Start of Data entries

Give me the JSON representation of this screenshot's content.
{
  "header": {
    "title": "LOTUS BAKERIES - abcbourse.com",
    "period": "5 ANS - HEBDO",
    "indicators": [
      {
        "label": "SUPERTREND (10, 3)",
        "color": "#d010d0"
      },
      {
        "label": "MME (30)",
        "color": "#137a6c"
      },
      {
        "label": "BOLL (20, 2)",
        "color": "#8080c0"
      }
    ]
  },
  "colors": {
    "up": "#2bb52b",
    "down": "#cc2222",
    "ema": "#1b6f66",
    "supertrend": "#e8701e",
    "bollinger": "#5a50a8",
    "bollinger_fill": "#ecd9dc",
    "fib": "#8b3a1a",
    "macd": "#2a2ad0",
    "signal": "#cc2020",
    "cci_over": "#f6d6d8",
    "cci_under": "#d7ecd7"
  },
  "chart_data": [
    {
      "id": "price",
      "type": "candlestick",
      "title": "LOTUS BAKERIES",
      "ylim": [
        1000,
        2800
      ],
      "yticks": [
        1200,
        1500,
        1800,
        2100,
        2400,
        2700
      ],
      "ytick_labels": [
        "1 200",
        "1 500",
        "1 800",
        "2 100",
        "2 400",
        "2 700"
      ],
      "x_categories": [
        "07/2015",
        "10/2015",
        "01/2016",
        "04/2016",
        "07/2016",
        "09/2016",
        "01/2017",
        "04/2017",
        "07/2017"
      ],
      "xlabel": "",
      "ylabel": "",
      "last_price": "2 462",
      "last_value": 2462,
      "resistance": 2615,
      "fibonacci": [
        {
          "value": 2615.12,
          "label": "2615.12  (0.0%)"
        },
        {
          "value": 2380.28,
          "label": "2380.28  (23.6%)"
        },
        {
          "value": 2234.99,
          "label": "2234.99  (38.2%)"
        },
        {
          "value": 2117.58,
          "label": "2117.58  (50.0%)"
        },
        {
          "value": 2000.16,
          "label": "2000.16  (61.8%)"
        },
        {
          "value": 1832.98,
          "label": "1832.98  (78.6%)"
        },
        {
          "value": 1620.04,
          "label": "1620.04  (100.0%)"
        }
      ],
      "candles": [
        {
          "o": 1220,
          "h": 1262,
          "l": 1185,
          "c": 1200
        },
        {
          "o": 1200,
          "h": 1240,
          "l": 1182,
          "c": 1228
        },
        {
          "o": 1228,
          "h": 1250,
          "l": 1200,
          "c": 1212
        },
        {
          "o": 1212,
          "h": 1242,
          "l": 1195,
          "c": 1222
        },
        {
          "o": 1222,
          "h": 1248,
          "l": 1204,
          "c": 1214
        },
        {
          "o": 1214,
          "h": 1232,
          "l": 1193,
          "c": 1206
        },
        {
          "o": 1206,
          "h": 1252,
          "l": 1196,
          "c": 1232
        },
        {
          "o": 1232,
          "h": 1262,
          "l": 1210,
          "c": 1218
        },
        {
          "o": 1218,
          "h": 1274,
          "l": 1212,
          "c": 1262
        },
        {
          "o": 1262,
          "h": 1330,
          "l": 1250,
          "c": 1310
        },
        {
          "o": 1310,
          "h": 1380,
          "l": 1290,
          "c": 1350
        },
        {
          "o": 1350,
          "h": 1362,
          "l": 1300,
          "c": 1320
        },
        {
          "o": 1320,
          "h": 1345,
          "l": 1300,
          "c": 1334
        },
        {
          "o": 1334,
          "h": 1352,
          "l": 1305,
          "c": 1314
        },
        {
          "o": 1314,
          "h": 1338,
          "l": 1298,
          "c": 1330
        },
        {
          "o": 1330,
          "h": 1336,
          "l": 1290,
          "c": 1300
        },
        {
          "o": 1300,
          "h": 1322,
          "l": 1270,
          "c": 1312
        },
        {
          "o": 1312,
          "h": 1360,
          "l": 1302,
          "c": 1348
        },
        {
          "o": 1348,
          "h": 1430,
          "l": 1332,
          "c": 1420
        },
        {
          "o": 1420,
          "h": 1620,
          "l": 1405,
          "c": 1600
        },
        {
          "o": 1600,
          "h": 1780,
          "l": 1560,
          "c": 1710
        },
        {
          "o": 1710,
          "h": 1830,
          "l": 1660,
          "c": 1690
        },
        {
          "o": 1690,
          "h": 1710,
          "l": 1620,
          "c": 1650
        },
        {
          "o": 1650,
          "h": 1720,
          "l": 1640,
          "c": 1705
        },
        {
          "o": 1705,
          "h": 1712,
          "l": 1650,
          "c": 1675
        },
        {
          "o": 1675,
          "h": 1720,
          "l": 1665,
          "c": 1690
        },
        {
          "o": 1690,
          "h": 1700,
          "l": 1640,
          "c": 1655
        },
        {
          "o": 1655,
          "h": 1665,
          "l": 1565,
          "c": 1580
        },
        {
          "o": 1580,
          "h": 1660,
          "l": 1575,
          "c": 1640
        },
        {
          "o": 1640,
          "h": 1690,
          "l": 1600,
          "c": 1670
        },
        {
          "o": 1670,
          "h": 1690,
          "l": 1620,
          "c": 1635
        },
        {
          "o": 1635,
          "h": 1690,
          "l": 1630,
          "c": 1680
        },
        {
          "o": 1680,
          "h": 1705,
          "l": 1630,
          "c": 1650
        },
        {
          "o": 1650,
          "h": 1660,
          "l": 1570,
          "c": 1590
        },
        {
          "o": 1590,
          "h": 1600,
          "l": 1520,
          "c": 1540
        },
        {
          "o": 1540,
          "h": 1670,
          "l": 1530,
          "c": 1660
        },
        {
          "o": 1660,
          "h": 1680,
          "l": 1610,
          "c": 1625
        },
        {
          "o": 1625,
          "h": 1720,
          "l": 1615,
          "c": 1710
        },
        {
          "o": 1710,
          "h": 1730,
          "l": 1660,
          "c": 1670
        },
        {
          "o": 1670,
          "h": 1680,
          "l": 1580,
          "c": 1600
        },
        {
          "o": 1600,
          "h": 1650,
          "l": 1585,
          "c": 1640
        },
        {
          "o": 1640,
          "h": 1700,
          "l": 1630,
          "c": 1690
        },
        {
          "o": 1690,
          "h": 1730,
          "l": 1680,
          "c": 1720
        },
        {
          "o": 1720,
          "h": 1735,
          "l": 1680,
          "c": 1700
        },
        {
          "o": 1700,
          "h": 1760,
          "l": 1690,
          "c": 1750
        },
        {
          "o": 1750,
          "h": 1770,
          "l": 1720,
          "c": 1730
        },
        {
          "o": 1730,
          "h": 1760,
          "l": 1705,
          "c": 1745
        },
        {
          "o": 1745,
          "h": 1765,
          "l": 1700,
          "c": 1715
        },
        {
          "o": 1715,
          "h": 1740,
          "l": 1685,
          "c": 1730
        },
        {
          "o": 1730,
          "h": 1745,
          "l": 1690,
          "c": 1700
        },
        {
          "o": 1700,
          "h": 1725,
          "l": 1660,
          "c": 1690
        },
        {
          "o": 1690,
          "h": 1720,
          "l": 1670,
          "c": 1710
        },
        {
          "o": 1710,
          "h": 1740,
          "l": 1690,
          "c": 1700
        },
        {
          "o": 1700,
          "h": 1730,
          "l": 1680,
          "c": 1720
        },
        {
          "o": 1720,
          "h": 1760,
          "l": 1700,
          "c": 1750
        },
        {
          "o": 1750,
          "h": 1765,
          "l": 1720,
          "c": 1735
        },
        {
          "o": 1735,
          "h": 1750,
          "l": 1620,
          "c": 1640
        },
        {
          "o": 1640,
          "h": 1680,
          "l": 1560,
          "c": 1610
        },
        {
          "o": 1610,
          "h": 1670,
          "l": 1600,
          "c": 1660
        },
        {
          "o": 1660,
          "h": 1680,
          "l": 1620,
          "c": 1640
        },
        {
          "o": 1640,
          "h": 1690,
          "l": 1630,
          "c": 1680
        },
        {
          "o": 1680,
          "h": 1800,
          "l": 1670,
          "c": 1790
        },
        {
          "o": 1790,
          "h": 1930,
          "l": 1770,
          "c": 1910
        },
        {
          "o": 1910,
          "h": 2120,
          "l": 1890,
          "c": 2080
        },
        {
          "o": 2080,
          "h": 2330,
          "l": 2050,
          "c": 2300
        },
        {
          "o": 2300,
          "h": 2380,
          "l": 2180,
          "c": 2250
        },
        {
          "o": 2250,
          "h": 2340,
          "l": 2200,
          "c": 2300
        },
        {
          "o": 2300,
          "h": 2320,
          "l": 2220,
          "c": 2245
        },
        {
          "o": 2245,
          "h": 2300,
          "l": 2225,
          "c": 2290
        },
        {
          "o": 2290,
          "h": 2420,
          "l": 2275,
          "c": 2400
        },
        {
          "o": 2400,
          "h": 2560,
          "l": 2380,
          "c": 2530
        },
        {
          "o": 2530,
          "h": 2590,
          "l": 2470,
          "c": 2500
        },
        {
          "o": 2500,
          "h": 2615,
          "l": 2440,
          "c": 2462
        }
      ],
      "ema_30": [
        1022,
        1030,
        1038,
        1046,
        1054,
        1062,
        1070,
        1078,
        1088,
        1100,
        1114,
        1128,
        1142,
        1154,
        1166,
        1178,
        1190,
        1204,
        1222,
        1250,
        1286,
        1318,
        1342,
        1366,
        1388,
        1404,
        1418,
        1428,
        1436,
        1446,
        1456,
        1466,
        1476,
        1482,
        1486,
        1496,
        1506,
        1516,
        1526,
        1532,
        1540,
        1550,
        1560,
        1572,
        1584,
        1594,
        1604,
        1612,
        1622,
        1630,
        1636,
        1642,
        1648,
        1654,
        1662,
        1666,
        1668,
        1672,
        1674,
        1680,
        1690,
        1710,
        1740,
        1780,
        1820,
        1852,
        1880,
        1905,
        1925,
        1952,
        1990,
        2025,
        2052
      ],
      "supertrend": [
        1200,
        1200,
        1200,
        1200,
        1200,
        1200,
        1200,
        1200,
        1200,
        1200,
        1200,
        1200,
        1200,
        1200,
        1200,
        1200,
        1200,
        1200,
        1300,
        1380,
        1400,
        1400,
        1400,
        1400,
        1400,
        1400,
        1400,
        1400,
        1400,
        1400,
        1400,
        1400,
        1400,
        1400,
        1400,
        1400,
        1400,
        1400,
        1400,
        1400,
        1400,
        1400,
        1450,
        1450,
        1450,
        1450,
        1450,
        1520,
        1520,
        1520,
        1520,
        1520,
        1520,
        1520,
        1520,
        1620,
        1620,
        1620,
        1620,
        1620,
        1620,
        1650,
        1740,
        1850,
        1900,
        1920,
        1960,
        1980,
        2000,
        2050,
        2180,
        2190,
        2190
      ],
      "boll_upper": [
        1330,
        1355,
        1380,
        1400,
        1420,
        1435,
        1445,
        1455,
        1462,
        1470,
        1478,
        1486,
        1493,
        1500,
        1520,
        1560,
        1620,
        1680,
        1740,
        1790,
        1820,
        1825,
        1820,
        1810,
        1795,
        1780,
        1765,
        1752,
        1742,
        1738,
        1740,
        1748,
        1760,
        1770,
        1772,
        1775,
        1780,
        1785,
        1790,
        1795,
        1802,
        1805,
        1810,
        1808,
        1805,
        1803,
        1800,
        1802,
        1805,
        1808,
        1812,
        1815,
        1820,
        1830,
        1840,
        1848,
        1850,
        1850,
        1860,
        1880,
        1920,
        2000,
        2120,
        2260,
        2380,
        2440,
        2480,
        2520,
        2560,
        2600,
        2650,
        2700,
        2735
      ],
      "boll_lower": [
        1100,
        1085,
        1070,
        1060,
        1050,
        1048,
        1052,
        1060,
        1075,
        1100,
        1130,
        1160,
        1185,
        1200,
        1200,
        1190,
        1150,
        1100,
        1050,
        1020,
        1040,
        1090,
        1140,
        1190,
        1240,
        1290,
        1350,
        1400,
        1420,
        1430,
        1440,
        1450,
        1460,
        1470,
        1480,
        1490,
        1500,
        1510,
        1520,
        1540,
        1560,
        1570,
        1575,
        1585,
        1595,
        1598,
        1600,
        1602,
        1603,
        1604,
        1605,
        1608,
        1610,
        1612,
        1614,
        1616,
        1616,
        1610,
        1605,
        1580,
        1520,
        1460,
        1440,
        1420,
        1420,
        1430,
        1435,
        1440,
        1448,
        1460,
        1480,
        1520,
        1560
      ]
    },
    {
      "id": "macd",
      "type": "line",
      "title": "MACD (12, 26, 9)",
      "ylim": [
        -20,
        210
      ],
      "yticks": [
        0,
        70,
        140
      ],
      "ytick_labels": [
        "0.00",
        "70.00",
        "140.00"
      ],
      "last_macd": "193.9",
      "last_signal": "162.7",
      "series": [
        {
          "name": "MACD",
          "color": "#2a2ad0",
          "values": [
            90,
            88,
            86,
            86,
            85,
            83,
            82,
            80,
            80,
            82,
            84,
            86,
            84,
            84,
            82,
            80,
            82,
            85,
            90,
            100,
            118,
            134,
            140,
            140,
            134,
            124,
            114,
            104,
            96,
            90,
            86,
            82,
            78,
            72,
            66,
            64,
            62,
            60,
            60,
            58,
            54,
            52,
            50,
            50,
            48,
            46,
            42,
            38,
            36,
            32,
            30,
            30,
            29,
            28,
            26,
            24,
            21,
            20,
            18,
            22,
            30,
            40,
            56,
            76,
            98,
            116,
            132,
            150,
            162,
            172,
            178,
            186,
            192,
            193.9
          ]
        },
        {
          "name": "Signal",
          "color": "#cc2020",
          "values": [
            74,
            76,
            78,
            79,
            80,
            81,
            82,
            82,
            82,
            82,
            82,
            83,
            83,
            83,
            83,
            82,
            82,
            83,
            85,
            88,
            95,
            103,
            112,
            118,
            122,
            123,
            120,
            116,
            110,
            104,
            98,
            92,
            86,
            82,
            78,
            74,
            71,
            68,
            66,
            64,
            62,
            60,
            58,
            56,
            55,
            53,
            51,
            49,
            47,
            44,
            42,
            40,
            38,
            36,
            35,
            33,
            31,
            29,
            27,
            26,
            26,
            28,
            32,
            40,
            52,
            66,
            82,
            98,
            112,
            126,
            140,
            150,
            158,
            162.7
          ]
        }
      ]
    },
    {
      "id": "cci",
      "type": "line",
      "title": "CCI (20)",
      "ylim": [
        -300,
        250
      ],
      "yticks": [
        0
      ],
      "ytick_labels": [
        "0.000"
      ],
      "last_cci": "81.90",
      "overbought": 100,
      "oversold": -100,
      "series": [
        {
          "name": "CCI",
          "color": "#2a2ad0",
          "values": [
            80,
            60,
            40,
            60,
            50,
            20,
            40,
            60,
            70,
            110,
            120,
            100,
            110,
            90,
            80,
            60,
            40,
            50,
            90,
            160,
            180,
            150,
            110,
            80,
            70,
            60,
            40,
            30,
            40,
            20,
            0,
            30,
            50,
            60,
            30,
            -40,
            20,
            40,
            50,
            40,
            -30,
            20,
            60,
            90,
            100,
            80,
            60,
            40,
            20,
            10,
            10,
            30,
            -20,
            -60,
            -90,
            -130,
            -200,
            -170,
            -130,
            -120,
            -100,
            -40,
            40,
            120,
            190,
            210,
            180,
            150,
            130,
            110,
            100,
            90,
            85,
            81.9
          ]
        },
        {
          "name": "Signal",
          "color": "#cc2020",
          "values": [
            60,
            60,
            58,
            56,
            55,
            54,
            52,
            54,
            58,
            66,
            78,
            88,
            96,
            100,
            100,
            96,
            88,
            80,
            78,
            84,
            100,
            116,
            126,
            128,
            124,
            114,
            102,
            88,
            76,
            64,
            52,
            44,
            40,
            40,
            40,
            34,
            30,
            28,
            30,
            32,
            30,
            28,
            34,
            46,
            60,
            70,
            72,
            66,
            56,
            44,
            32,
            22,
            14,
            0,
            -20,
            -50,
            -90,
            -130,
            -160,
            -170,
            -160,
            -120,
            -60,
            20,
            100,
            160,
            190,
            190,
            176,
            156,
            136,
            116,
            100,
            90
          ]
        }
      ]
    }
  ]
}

End of Data entries

** Requirement **
Check each line above for the word "BAKERIES", and copy the lines where it appears.

** The answer **
    "title": "LOTUS BAKERIES - abcbourse.com",
      "title": "LOTUS BAKERIES",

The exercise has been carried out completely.